Items from a figure collection:
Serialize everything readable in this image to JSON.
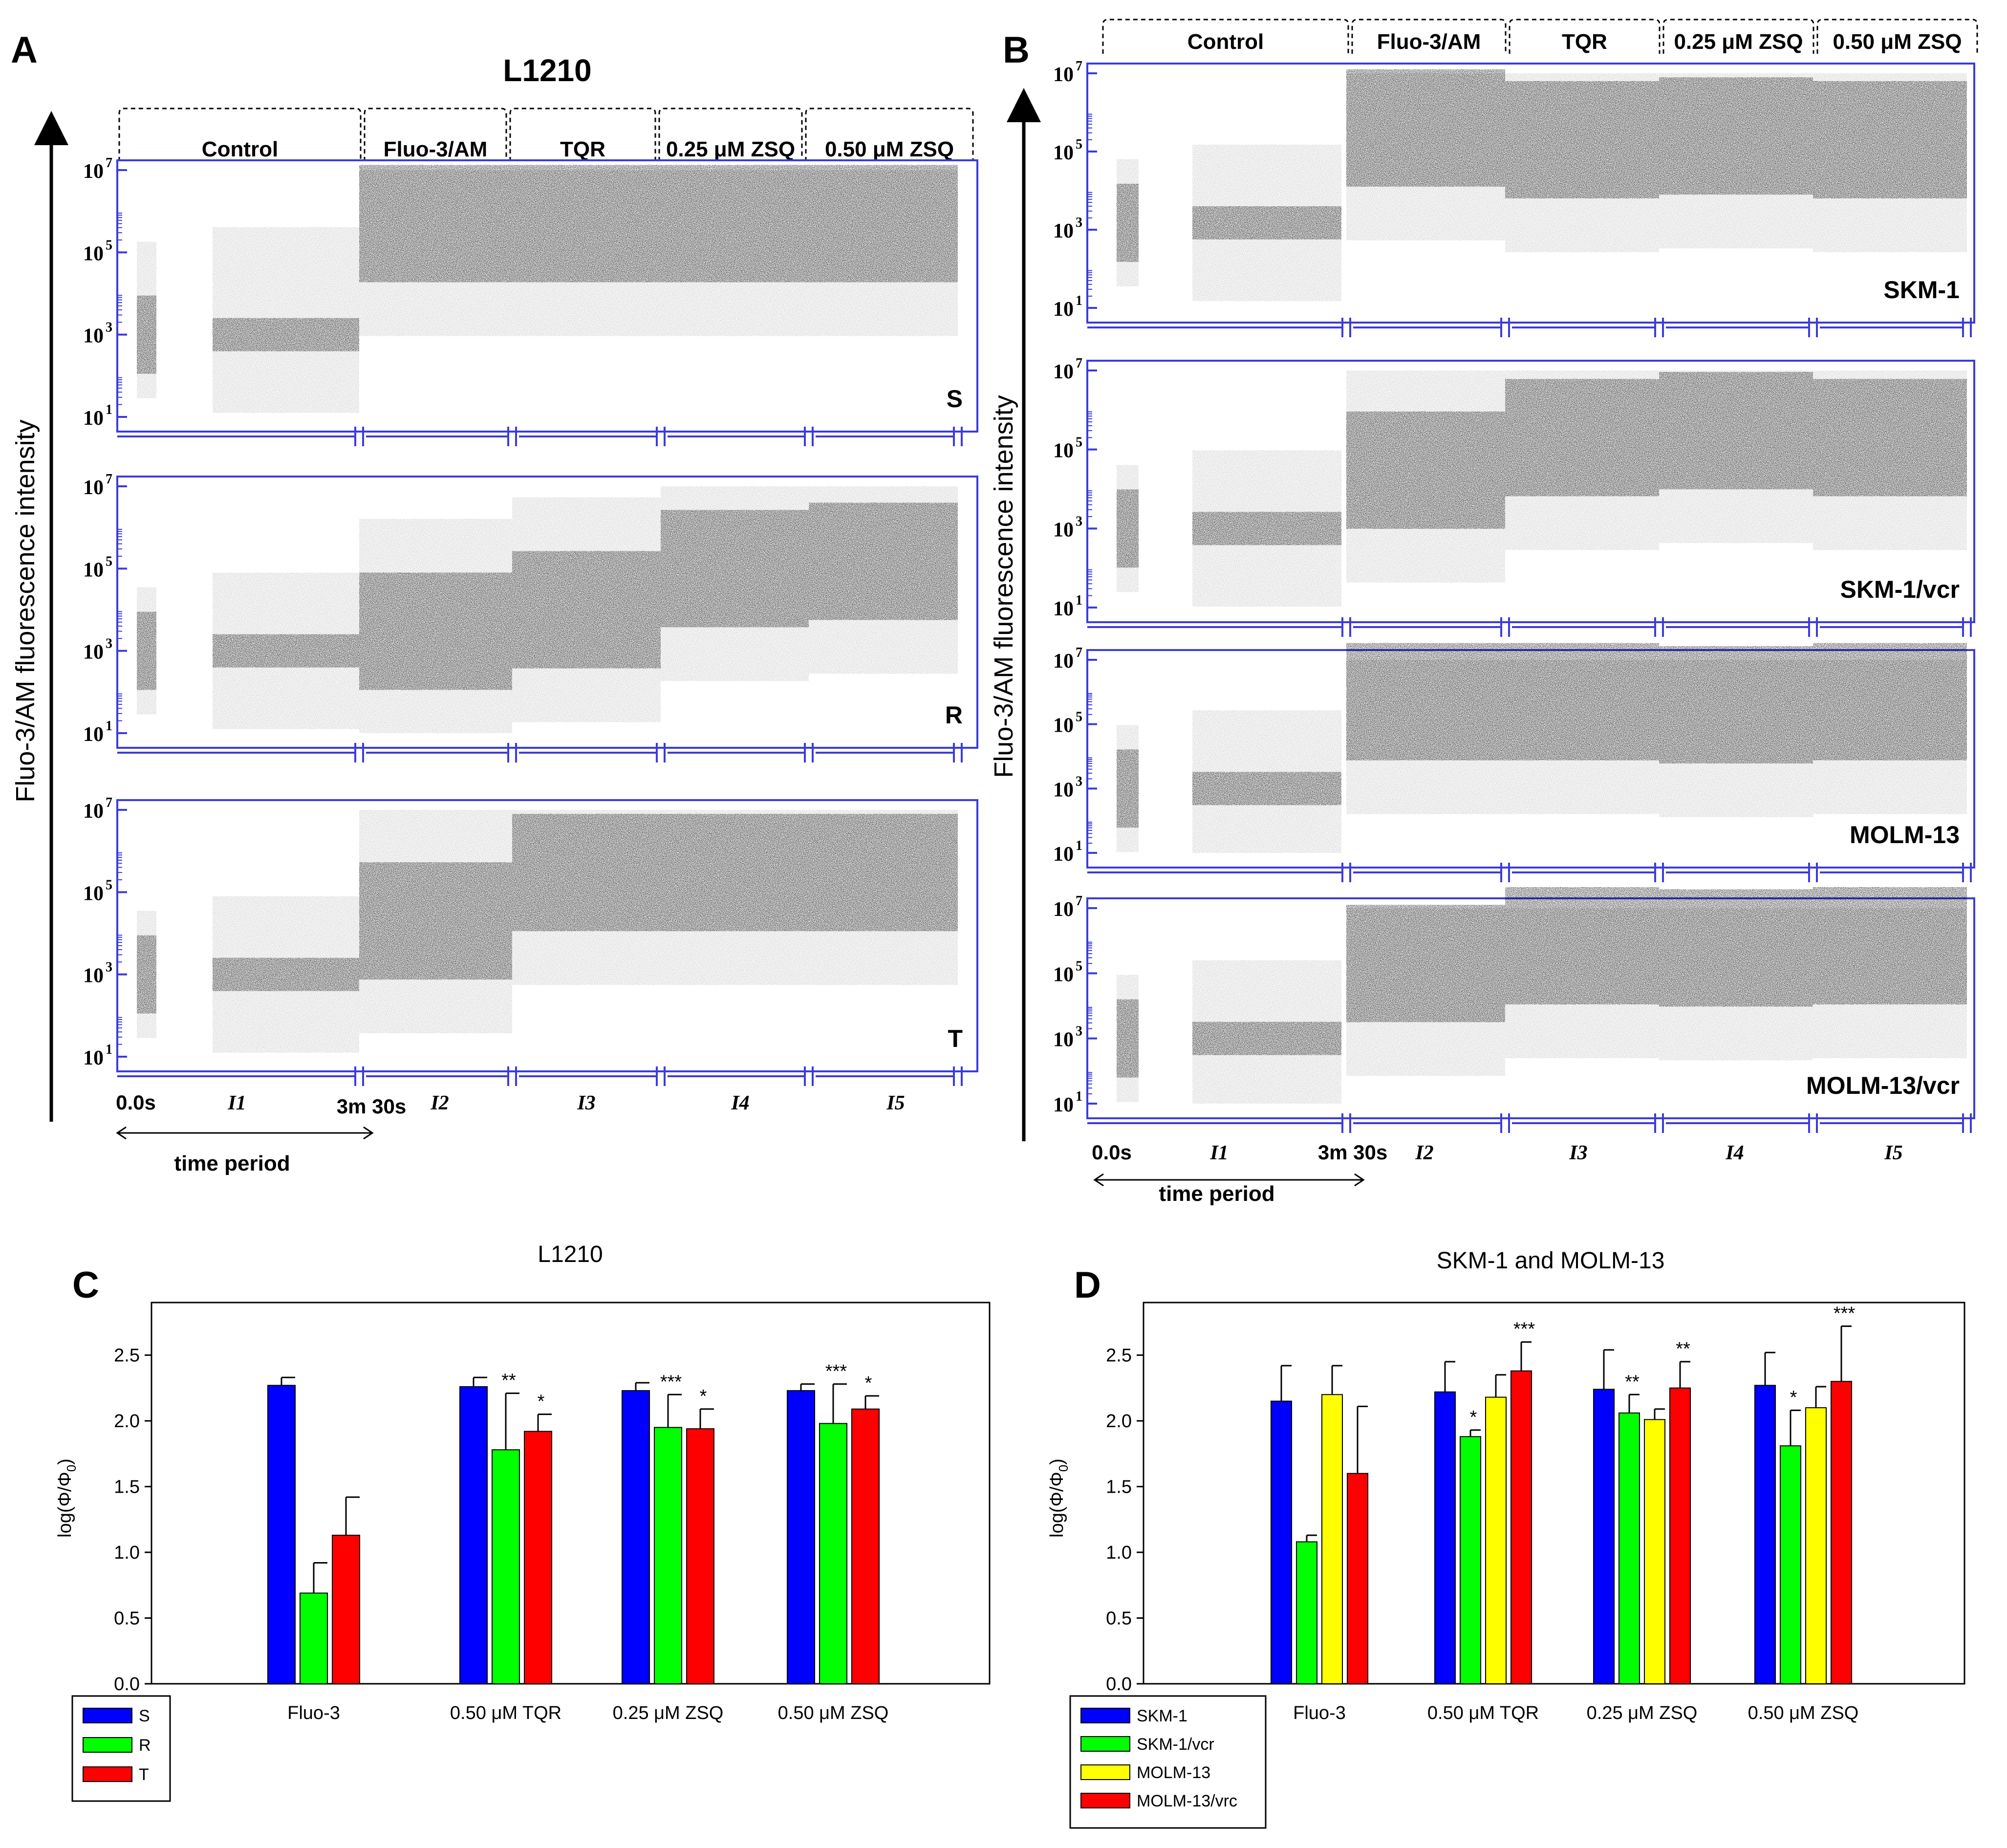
{
  "panel_letters": {
    "A": "A",
    "B": "B",
    "C": "C",
    "D": "D"
  },
  "colors": {
    "frame": "#3b3bdc",
    "dot_dark": "#000000",
    "dot_light": "#aaaaaa",
    "S": "#0000ff",
    "R": "#00ff00",
    "T": "#ff0000",
    "SKM-1": "#0000ff",
    "SKM-1/vcr": "#00ff00",
    "MOLM-13": "#ffff00",
    "MOLM-13/vrc": "#ff0000"
  },
  "panel_A": {
    "title": "L1210",
    "y_axis_title": "Fluo-3/AM fluorescence intensity",
    "period_labels": [
      "Control",
      "Fluo-3/AM",
      "TQR",
      "0.25 μM ZSQ",
      "0.50 μM ZSQ"
    ],
    "y_tick_labels": [
      "10",
      "10",
      "10",
      "10"
    ],
    "y_tick_exponents": [
      "1",
      "3",
      "5",
      "7"
    ],
    "panel_labels": [
      "S",
      "R",
      "T"
    ],
    "x_labels": {
      "start": "0.0s",
      "end_control": "3m 30s",
      "time_period": "time period"
    },
    "interval_labels": [
      "I1",
      "I2",
      "I3",
      "I4",
      "I5"
    ]
  },
  "panel_B": {
    "y_axis_title": "Fluo-3/AM fluorescence intensity",
    "period_labels": [
      "Control",
      "Fluo-3/AM",
      "TQR",
      "0.25 μM ZSQ",
      "0.50 μM ZSQ"
    ],
    "y_tick_labels": [
      "10",
      "10",
      "10",
      "10"
    ],
    "y_tick_exponents": [
      "1",
      "3",
      "5",
      "7"
    ],
    "panel_labels": [
      "SKM-1",
      "SKM-1/vcr",
      "MOLM-13",
      "MOLM-13/vcr"
    ],
    "x_labels": {
      "start": "0.0s",
      "end_control": "3m 30s",
      "time_period": "time period"
    },
    "interval_labels": [
      "I1",
      "I2",
      "I3",
      "I4",
      "I5"
    ]
  },
  "chart_data": [
    {
      "type": "scatter",
      "panel": "A",
      "title": "L1210",
      "ylabel": "Fluo-3/AM fluorescence intensity",
      "y_scale": "log",
      "ylim": [
        10,
        10000000
      ],
      "intervals": [
        "Control",
        "Fluo-3/AM",
        "TQR",
        "0.25 μM ZSQ",
        "0.50 μM ZSQ"
      ],
      "series": [
        {
          "name": "S",
          "median_intensity": [
            1000,
            500000,
            500000,
            500000,
            500000
          ]
        },
        {
          "name": "R",
          "median_intensity": [
            1000,
            3000,
            10000,
            100000,
            150000
          ]
        },
        {
          "name": "T",
          "median_intensity": [
            1000,
            20000,
            300000,
            300000,
            300000
          ]
        }
      ]
    },
    {
      "type": "scatter",
      "panel": "B",
      "ylabel": "Fluo-3/AM fluorescence intensity",
      "y_scale": "log",
      "ylim": [
        10,
        10000000
      ],
      "intervals": [
        "Control",
        "Fluo-3/AM",
        "TQR",
        "0.25 μM ZSQ",
        "0.50 μM ZSQ"
      ],
      "series": [
        {
          "name": "SKM-1",
          "median_intensity": [
            1500,
            400000,
            200000,
            250000,
            200000
          ]
        },
        {
          "name": "SKM-1/vcr",
          "median_intensity": [
            1000,
            30000,
            200000,
            300000,
            200000
          ]
        },
        {
          "name": "MOLM-13",
          "median_intensity": [
            1000,
            500000,
            500000,
            400000,
            500000
          ]
        },
        {
          "name": "MOLM-13/vcr",
          "median_intensity": [
            1000,
            200000,
            700000,
            600000,
            700000
          ]
        }
      ]
    },
    {
      "type": "bar",
      "panel": "C",
      "title": "L1210",
      "ylabel": "log(Φ/Φ",
      "ylabel_sub": "0",
      "ylim": [
        0,
        2.9
      ],
      "y_ticks": [
        "0.0",
        "0.5",
        "1.0",
        "1.5",
        "2.0",
        "2.5"
      ],
      "categories": [
        "Fluo-3",
        "0.50 μM TQR",
        "0.25 μM ZSQ",
        "0.50 μM ZSQ"
      ],
      "legend_position": "bottom-left",
      "series": [
        {
          "name": "S",
          "values": [
            2.27,
            2.26,
            2.23,
            2.23
          ],
          "errors": [
            0.06,
            0.07,
            0.06,
            0.05
          ],
          "sig": [
            "",
            "",
            "",
            ""
          ]
        },
        {
          "name": "R",
          "values": [
            0.69,
            1.78,
            1.95,
            1.98
          ],
          "errors": [
            0.23,
            0.43,
            0.25,
            0.3
          ],
          "sig": [
            "",
            "**",
            "***",
            "***"
          ]
        },
        {
          "name": "T",
          "values": [
            1.13,
            1.92,
            1.94,
            2.09
          ],
          "errors": [
            0.29,
            0.13,
            0.15,
            0.1
          ],
          "sig": [
            "",
            "*",
            "*",
            "*"
          ]
        }
      ]
    },
    {
      "type": "bar",
      "panel": "D",
      "title": "SKM-1 and MOLM-13",
      "ylabel": "log(Φ/Φ",
      "ylabel_sub": "0",
      "ylim": [
        0,
        2.9
      ],
      "y_ticks": [
        "0.0",
        "0.5",
        "1.0",
        "1.5",
        "2.0",
        "2.5"
      ],
      "categories": [
        "Fluo-3",
        "0.50 μM TQR",
        "0.25 μM ZSQ",
        "0.50 μM ZSQ"
      ],
      "legend_position": "bottom-left",
      "series": [
        {
          "name": "SKM-1",
          "values": [
            2.15,
            2.22,
            2.24,
            2.27
          ],
          "errors": [
            0.27,
            0.23,
            0.3,
            0.25
          ],
          "sig": [
            "",
            "",
            "",
            ""
          ]
        },
        {
          "name": "SKM-1/vcr",
          "values": [
            1.08,
            1.88,
            2.06,
            1.81
          ],
          "errors": [
            0.05,
            0.05,
            0.14,
            0.27
          ],
          "sig": [
            "",
            "*",
            "**",
            "*"
          ]
        },
        {
          "name": "MOLM-13",
          "values": [
            2.2,
            2.18,
            2.01,
            2.1
          ],
          "errors": [
            0.22,
            0.17,
            0.08,
            0.16
          ],
          "sig": [
            "",
            "",
            "",
            ""
          ]
        },
        {
          "name": "MOLM-13/vrc",
          "values": [
            1.6,
            2.38,
            2.25,
            2.3
          ],
          "errors": [
            0.51,
            0.22,
            0.2,
            0.42
          ],
          "sig": [
            "",
            "***",
            "**",
            "***"
          ]
        }
      ]
    }
  ]
}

_STATED PROBLEM_
The records above should be reproduced exactly, with no pictures included.

_SOLUTION FOR THIS TASK_
Serialize everything readable in this image to JSON.
{
  "panel_letters": {
    "A": "A",
    "B": "B",
    "C": "C",
    "D": "D"
  },
  "colors": {
    "frame": "#3b3bdc",
    "dot_dark": "#000000",
    "dot_light": "#aaaaaa",
    "S": "#0000ff",
    "R": "#00ff00",
    "T": "#ff0000",
    "SKM-1": "#0000ff",
    "SKM-1/vcr": "#00ff00",
    "MOLM-13": "#ffff00",
    "MOLM-13/vrc": "#ff0000"
  },
  "panel_A": {
    "title": "L1210",
    "y_axis_title": "Fluo-3/AM fluorescence intensity",
    "period_labels": [
      "Control",
      "Fluo-3/AM",
      "TQR",
      "0.25 μM ZSQ",
      "0.50 μM ZSQ"
    ],
    "y_tick_labels": [
      "10",
      "10",
      "10",
      "10"
    ],
    "y_tick_exponents": [
      "1",
      "3",
      "5",
      "7"
    ],
    "panel_labels": [
      "S",
      "R",
      "T"
    ],
    "x_labels": {
      "start": "0.0s",
      "end_control": "3m 30s",
      "time_period": "time period"
    },
    "interval_labels": [
      "I1",
      "I2",
      "I3",
      "I4",
      "I5"
    ]
  },
  "panel_B": {
    "y_axis_title": "Fluo-3/AM fluorescence intensity",
    "period_labels": [
      "Control",
      "Fluo-3/AM",
      "TQR",
      "0.25 μM ZSQ",
      "0.50 μM ZSQ"
    ],
    "y_tick_labels": [
      "10",
      "10",
      "10",
      "10"
    ],
    "y_tick_exponents": [
      "1",
      "3",
      "5",
      "7"
    ],
    "panel_labels": [
      "SKM-1",
      "SKM-1/vcr",
      "MOLM-13",
      "MOLM-13/vcr"
    ],
    "x_labels": {
      "start": "0.0s",
      "end_control": "3m 30s",
      "time_period": "time period"
    },
    "interval_labels": [
      "I1",
      "I2",
      "I3",
      "I4",
      "I5"
    ]
  },
  "chart_data": [
    {
      "type": "scatter",
      "panel": "A",
      "title": "L1210",
      "ylabel": "Fluo-3/AM fluorescence intensity",
      "y_scale": "log",
      "ylim": [
        10,
        10000000
      ],
      "intervals": [
        "Control",
        "Fluo-3/AM",
        "TQR",
        "0.25 μM ZSQ",
        "0.50 μM ZSQ"
      ],
      "series": [
        {
          "name": "S",
          "median_intensity": [
            1000,
            500000,
            500000,
            500000,
            500000
          ]
        },
        {
          "name": "R",
          "median_intensity": [
            1000,
            3000,
            10000,
            100000,
            150000
          ]
        },
        {
          "name": "T",
          "median_intensity": [
            1000,
            20000,
            300000,
            300000,
            300000
          ]
        }
      ]
    },
    {
      "type": "scatter",
      "panel": "B",
      "ylabel": "Fluo-3/AM fluorescence intensity",
      "y_scale": "log",
      "ylim": [
        10,
        10000000
      ],
      "intervals": [
        "Control",
        "Fluo-3/AM",
        "TQR",
        "0.25 μM ZSQ",
        "0.50 μM ZSQ"
      ],
      "series": [
        {
          "name": "SKM-1",
          "median_intensity": [
            1500,
            400000,
            200000,
            250000,
            200000
          ]
        },
        {
          "name": "SKM-1/vcr",
          "median_intensity": [
            1000,
            30000,
            200000,
            300000,
            200000
          ]
        },
        {
          "name": "MOLM-13",
          "median_intensity": [
            1000,
            500000,
            500000,
            400000,
            500000
          ]
        },
        {
          "name": "MOLM-13/vcr",
          "median_intensity": [
            1000,
            200000,
            700000,
            600000,
            700000
          ]
        }
      ]
    },
    {
      "type": "bar",
      "panel": "C",
      "title": "L1210",
      "ylabel": "log(Φ/Φ",
      "ylabel_sub": "0",
      "ylim": [
        0,
        2.9
      ],
      "y_ticks": [
        "0.0",
        "0.5",
        "1.0",
        "1.5",
        "2.0",
        "2.5"
      ],
      "categories": [
        "Fluo-3",
        "0.50 μM TQR",
        "0.25 μM ZSQ",
        "0.50 μM ZSQ"
      ],
      "legend_position": "bottom-left",
      "series": [
        {
          "name": "S",
          "values": [
            2.27,
            2.26,
            2.23,
            2.23
          ],
          "errors": [
            0.06,
            0.07,
            0.06,
            0.05
          ],
          "sig": [
            "",
            "",
            "",
            ""
          ]
        },
        {
          "name": "R",
          "values": [
            0.69,
            1.78,
            1.95,
            1.98
          ],
          "errors": [
            0.23,
            0.43,
            0.25,
            0.3
          ],
          "sig": [
            "",
            "**",
            "***",
            "***"
          ]
        },
        {
          "name": "T",
          "values": [
            1.13,
            1.92,
            1.94,
            2.09
          ],
          "errors": [
            0.29,
            0.13,
            0.15,
            0.1
          ],
          "sig": [
            "",
            "*",
            "*",
            "*"
          ]
        }
      ]
    },
    {
      "type": "bar",
      "panel": "D",
      "title": "SKM-1 and MOLM-13",
      "ylabel": "log(Φ/Φ",
      "ylabel_sub": "0",
      "ylim": [
        0,
        2.9
      ],
      "y_ticks": [
        "0.0",
        "0.5",
        "1.0",
        "1.5",
        "2.0",
        "2.5"
      ],
      "categories": [
        "Fluo-3",
        "0.50 μM TQR",
        "0.25 μM ZSQ",
        "0.50 μM ZSQ"
      ],
      "legend_position": "bottom-left",
      "series": [
        {
          "name": "SKM-1",
          "values": [
            2.15,
            2.22,
            2.24,
            2.27
          ],
          "errors": [
            0.27,
            0.23,
            0.3,
            0.25
          ],
          "sig": [
            "",
            "",
            "",
            ""
          ]
        },
        {
          "name": "SKM-1/vcr",
          "values": [
            1.08,
            1.88,
            2.06,
            1.81
          ],
          "errors": [
            0.05,
            0.05,
            0.14,
            0.27
          ],
          "sig": [
            "",
            "*",
            "**",
            "*"
          ]
        },
        {
          "name": "MOLM-13",
          "values": [
            2.2,
            2.18,
            2.01,
            2.1
          ],
          "errors": [
            0.22,
            0.17,
            0.08,
            0.16
          ],
          "sig": [
            "",
            "",
            "",
            ""
          ]
        },
        {
          "name": "MOLM-13/vrc",
          "values": [
            1.6,
            2.38,
            2.25,
            2.3
          ],
          "errors": [
            0.51,
            0.22,
            0.2,
            0.42
          ],
          "sig": [
            "",
            "***",
            "**",
            "***"
          ]
        }
      ]
    }
  ]
}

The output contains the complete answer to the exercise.